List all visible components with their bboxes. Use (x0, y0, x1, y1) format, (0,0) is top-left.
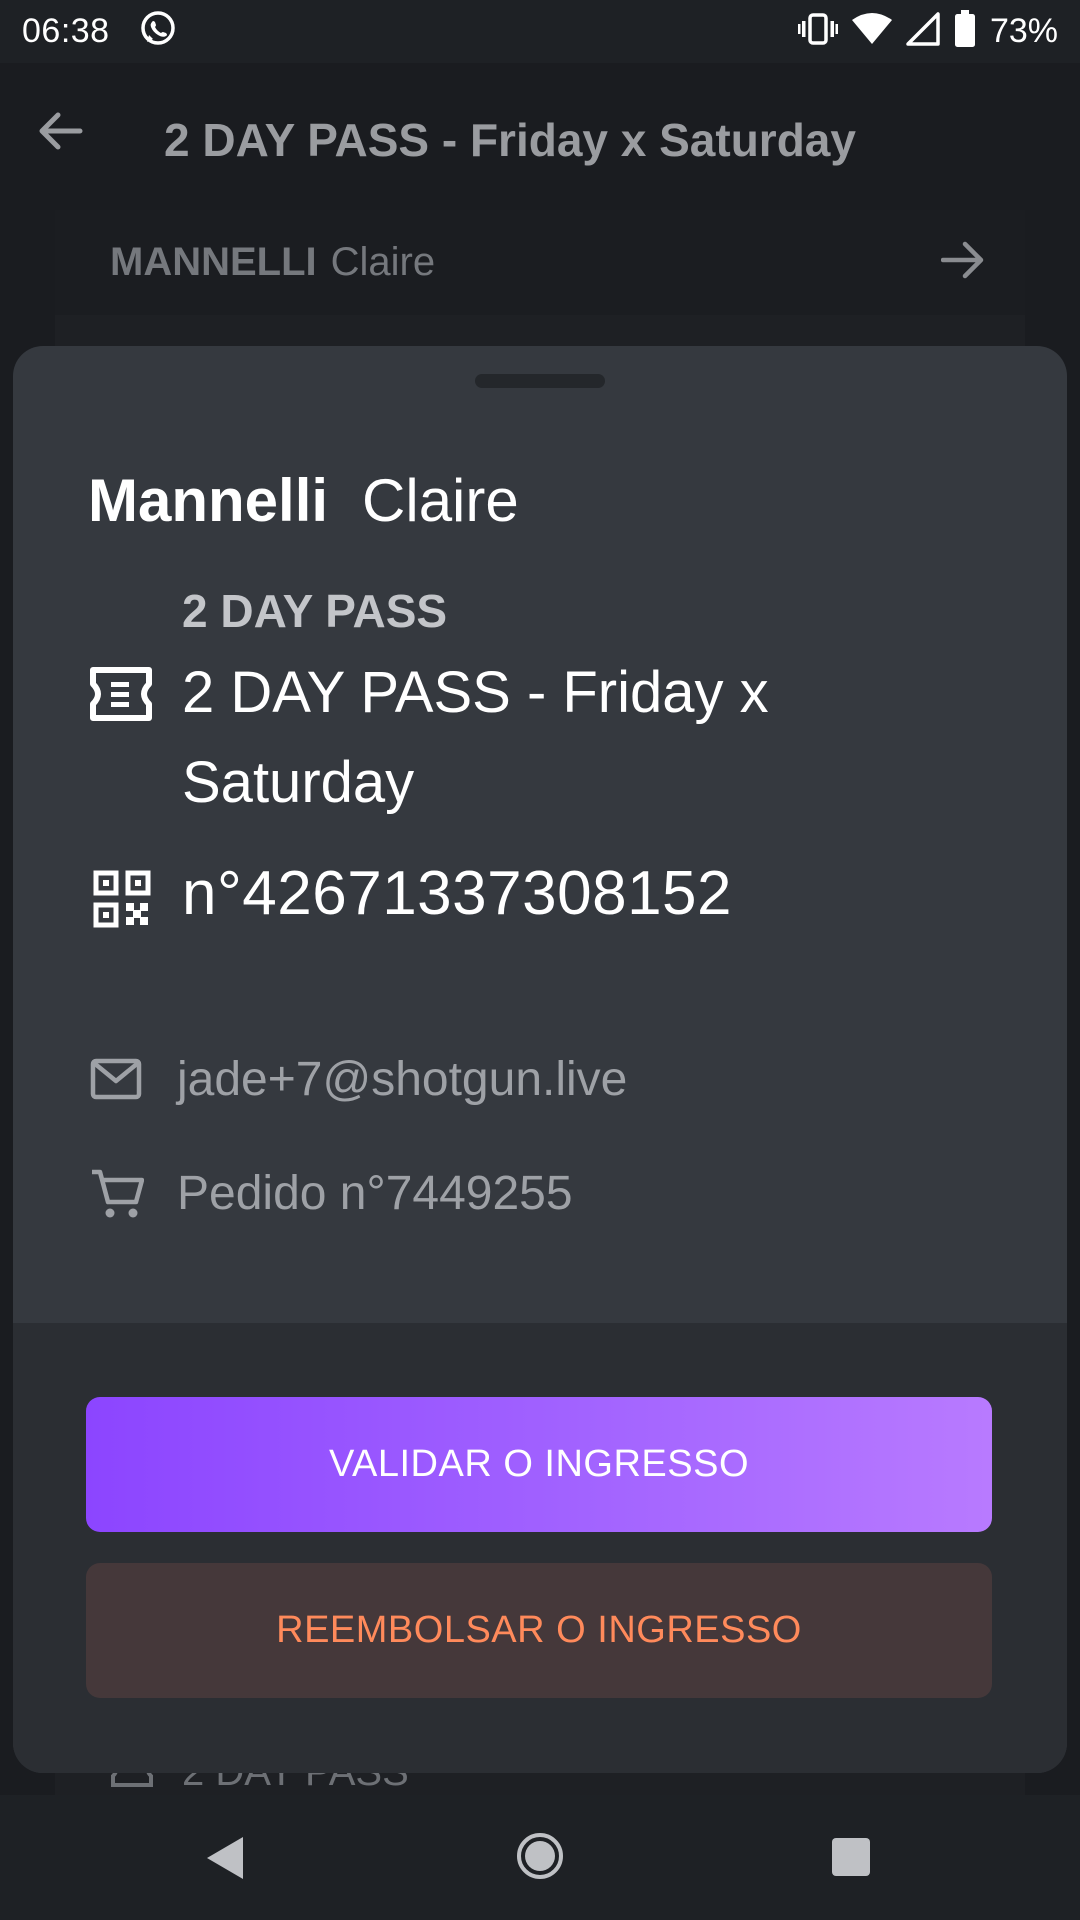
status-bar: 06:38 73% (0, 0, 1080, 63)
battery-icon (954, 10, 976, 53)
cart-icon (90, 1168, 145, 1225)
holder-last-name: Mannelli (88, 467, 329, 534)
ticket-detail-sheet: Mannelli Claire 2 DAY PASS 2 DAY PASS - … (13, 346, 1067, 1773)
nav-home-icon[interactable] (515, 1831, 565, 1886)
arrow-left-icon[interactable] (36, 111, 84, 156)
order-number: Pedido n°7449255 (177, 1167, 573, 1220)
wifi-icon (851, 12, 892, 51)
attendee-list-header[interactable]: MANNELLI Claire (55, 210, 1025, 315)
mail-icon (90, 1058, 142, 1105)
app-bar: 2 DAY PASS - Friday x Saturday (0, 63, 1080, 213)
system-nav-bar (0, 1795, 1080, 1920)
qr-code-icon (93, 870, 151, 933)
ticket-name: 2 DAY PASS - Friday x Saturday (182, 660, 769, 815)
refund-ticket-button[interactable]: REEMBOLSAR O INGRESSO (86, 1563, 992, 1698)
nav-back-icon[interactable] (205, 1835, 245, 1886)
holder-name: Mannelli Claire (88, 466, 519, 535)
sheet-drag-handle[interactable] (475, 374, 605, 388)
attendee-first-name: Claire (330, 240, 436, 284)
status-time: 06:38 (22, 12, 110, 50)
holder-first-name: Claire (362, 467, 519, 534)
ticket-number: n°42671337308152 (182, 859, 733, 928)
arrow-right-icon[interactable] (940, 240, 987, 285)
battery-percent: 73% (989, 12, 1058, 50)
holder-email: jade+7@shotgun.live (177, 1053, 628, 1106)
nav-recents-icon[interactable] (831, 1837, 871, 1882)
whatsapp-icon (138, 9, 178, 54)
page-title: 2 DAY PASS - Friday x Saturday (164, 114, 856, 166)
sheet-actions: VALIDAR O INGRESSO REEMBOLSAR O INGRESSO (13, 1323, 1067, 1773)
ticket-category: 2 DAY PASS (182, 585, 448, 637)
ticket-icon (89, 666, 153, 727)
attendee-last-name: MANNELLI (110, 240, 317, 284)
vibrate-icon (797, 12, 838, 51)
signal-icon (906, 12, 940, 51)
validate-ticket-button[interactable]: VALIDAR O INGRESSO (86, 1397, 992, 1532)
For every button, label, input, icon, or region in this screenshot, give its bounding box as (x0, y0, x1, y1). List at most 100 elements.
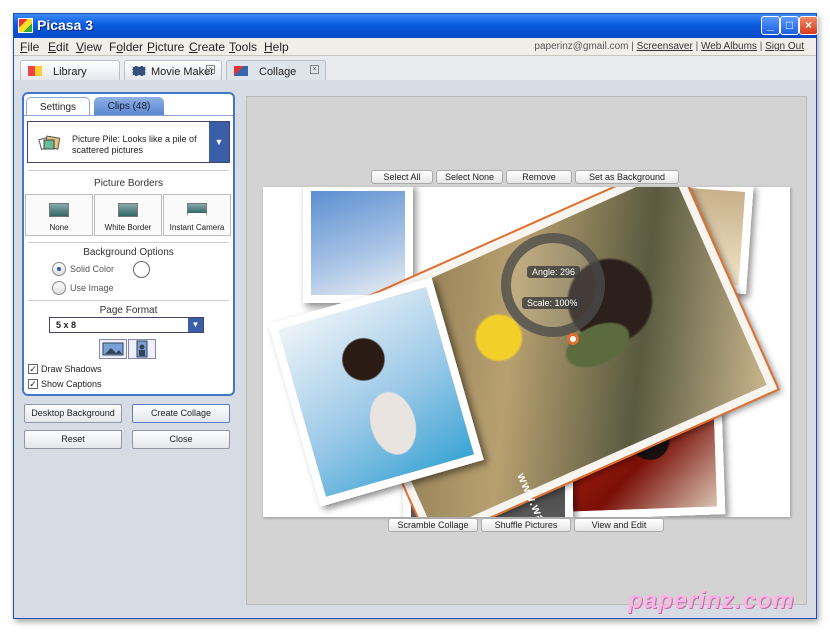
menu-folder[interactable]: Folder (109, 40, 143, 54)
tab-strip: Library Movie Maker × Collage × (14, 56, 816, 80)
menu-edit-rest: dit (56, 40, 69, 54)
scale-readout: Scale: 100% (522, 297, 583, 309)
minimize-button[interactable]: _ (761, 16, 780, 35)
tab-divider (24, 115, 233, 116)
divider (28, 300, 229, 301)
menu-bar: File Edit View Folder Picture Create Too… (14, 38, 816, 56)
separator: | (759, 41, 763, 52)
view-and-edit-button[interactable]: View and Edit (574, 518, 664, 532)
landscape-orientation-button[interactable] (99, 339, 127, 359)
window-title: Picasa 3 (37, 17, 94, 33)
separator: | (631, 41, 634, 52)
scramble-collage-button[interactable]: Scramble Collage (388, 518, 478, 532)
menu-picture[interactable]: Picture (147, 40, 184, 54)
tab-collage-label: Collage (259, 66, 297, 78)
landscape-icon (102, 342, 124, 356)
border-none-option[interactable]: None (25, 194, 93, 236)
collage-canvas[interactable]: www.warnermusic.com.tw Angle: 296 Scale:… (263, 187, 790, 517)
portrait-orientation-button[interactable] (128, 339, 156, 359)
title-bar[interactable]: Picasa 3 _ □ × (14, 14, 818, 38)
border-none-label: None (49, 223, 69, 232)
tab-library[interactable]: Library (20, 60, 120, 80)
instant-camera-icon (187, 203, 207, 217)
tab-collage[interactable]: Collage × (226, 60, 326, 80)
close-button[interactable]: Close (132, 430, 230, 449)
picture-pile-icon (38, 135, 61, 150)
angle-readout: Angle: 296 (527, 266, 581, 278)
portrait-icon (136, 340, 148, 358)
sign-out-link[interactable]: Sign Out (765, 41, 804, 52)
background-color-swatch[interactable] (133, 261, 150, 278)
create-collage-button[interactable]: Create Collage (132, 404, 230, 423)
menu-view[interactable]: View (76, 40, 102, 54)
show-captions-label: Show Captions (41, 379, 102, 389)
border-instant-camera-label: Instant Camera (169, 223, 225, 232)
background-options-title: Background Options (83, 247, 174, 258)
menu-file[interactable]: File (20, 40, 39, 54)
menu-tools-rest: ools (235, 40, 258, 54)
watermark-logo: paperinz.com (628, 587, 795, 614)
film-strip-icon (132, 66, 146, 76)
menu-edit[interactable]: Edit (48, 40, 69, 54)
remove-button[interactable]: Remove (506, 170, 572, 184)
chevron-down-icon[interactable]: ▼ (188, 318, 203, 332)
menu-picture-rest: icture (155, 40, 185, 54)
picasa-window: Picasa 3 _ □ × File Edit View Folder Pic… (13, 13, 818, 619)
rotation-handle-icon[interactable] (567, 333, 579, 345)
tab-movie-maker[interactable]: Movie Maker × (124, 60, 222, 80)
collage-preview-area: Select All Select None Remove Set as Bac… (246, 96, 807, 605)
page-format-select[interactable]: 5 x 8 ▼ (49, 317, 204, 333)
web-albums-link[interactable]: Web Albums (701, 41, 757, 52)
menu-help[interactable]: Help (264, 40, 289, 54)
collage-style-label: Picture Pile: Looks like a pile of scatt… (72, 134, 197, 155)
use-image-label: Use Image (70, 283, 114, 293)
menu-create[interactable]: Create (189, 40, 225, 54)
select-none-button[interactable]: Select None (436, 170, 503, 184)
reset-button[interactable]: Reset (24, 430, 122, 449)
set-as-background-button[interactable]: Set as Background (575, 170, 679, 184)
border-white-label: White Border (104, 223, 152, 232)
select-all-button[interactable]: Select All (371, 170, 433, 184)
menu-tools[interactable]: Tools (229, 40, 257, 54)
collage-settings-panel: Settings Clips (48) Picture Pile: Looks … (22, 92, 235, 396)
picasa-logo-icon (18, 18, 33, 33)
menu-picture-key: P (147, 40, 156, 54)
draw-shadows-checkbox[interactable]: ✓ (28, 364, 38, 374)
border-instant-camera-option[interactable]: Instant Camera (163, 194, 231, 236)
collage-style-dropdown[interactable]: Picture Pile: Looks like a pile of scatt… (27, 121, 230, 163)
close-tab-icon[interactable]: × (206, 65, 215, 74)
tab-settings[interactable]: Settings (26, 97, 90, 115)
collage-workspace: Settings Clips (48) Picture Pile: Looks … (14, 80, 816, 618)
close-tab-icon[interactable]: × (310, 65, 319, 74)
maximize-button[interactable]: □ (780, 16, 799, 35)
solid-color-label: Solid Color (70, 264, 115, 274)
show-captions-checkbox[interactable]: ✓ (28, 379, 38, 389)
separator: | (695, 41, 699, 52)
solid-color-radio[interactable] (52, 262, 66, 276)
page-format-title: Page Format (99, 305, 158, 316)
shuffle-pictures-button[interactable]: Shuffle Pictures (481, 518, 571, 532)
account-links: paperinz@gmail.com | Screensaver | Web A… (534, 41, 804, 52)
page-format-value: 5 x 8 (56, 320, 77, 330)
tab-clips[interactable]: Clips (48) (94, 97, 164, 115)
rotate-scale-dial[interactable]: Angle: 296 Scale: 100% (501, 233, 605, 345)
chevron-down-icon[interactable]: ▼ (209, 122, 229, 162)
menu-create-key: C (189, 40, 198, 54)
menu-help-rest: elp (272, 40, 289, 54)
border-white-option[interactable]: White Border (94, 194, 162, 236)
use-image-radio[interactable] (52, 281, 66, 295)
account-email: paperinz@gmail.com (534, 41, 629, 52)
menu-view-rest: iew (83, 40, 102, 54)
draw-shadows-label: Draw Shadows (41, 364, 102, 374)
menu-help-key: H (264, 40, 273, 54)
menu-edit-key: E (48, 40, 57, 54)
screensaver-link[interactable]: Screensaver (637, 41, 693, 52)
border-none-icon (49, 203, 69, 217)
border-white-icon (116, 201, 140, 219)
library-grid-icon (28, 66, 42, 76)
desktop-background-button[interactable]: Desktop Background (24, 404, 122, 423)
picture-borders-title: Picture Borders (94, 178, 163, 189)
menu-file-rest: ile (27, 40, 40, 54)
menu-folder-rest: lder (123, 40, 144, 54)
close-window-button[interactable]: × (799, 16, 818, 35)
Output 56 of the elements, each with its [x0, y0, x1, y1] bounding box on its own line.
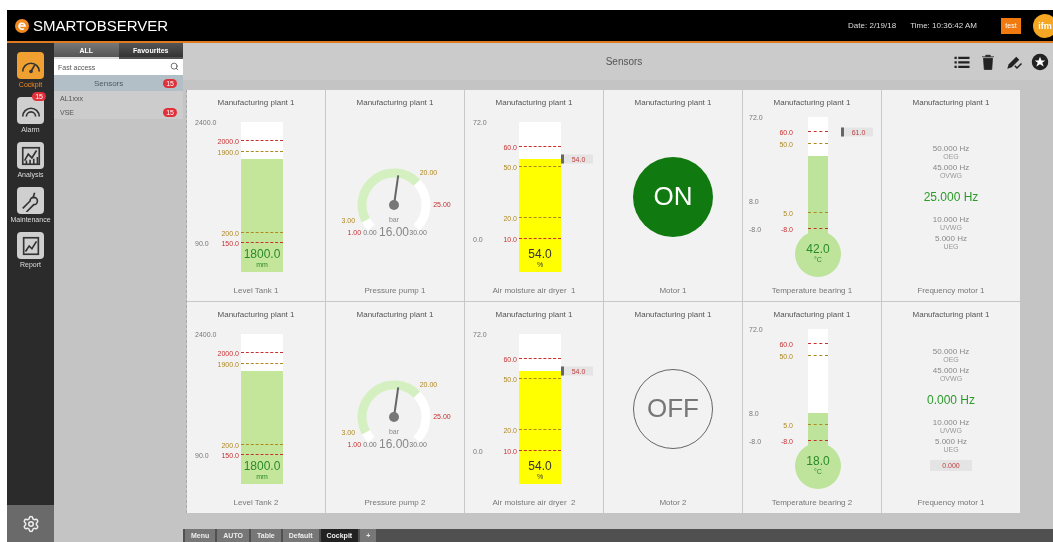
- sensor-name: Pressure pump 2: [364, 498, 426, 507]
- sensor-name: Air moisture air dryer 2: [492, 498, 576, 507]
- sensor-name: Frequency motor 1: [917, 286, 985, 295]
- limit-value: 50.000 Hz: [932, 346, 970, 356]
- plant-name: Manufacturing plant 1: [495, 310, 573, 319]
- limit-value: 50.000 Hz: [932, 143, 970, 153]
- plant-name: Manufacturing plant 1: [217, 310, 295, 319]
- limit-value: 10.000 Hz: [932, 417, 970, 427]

════════

Give back the lines from the one containing "status-bar: 06:38 73% (0, 0, 1080, 63)" through the one containing "order-number: Pedido n°7449255", swapping "Mannelli" for "Rossi" and leaving everything else as it is.

REPLY ->
status-bar: 06:38 73% (0, 0, 1080, 63)
battery-icon (954, 10, 976, 53)
cart-icon (90, 1168, 145, 1225)
holder-last-name: Rossi (88, 467, 329, 534)
ticket-detail-sheet: Rossi Claire 2 DAY PASS 2 DAY PASS - … (13, 346, 1067, 1773)
nav-home-icon[interactable] (515, 1831, 565, 1886)
arrow-left-icon[interactable] (36, 111, 84, 156)
order-number: Pedido n°7449255 (177, 1167, 573, 1220)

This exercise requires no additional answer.